## [What you need to do]
Set each line of the records down again exactly, please.

## [Supplied records]
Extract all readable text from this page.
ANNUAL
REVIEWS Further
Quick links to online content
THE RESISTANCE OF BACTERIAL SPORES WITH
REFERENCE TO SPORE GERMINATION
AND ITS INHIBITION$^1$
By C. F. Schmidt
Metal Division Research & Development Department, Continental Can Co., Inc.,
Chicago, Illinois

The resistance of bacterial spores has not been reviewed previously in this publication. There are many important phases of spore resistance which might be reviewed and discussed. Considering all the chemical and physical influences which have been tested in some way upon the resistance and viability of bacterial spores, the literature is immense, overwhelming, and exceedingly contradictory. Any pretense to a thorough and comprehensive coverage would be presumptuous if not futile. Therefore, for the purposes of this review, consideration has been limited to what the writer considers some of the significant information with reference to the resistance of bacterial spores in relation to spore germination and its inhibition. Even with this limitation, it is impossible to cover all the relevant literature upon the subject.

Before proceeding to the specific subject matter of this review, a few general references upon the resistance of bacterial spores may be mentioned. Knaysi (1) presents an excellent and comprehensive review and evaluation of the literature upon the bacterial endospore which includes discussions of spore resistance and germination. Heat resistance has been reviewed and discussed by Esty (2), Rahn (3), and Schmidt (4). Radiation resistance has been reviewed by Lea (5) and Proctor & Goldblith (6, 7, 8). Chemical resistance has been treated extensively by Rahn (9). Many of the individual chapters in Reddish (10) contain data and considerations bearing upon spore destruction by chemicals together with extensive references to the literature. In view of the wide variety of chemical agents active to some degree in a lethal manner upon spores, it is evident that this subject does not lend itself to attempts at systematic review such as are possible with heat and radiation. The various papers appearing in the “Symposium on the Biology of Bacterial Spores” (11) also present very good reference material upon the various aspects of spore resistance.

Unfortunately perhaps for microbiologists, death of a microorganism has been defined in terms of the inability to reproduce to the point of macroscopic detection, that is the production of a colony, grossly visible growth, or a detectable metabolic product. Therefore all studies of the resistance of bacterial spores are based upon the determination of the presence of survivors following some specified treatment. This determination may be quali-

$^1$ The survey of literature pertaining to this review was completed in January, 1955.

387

## [Solution to the exercise]
Extract all readable text from this page.
ANNUAL
REVIEWS Further
Quick links to online content
THE RESISTANCE OF BACTERIAL SPORES WITH
REFERENCE TO SPORE GERMINATION
AND ITS INHIBITION$^1$
By C. F. Schmidt
Metal Division Research & Development Department, Continental Can Co., Inc.,
Chicago, Illinois

The resistance of bacterial spores has not been reviewed previously in this publication. There are many important phases of spore resistance which might be reviewed and discussed. Considering all the chemical and physical influences which have been tested in some way upon the resistance and viability of bacterial spores, the literature is immense, overwhelming, and exceedingly contradictory. Any pretense to a thorough and comprehensive coverage would be presumptuous if not futile. Therefore, for the purposes of this review, consideration has been limited to what the writer considers some of the significant information with reference to the resistance of bacterial spores in relation to spore germination and its inhibition. Even with this limitation, it is impossible to cover all the relevant literature upon the subject.

Before proceeding to the specific subject matter of this review, a few general references upon the resistance of bacterial spores may be mentioned. Knaysi (1) presents an excellent and comprehensive review and evaluation of the literature upon the bacterial endospore which includes discussions of spore resistance and germination. Heat resistance has been reviewed and discussed by Esty (2), Rahn (3), and Schmidt (4). Radiation resistance has been reviewed by Lea (5) and Proctor & Goldblith (6, 7, 8). Chemical resistance has been treated extensively by Rahn (9). Many of the individual chapters in Reddish (10) contain data and considerations bearing upon spore destruction by chemicals together with extensive references to the literature. In view of the wide variety of chemical agents active to some degree in a lethal manner upon spores, it is evident that this subject does not lend itself to attempts at systematic review such as are possible with heat and radiation. The various papers appearing in the “Symposium on the Biology of Bacterial Spores” (11) also present very good reference material upon the various aspects of spore resistance.

Unfortunately perhaps for microbiologists, death of a microorganism has been defined in terms of the inability to reproduce to the point of macroscopic detection, that is the production of a colony, grossly visible growth, or a detectable metabolic product. Therefore all studies of the resistance of bacterial spores are based upon the determination of the presence of survivors following some specified treatment. This determination may be quali-

$^1$ The survey of literature pertaining to this review was completed in January, 1955.

387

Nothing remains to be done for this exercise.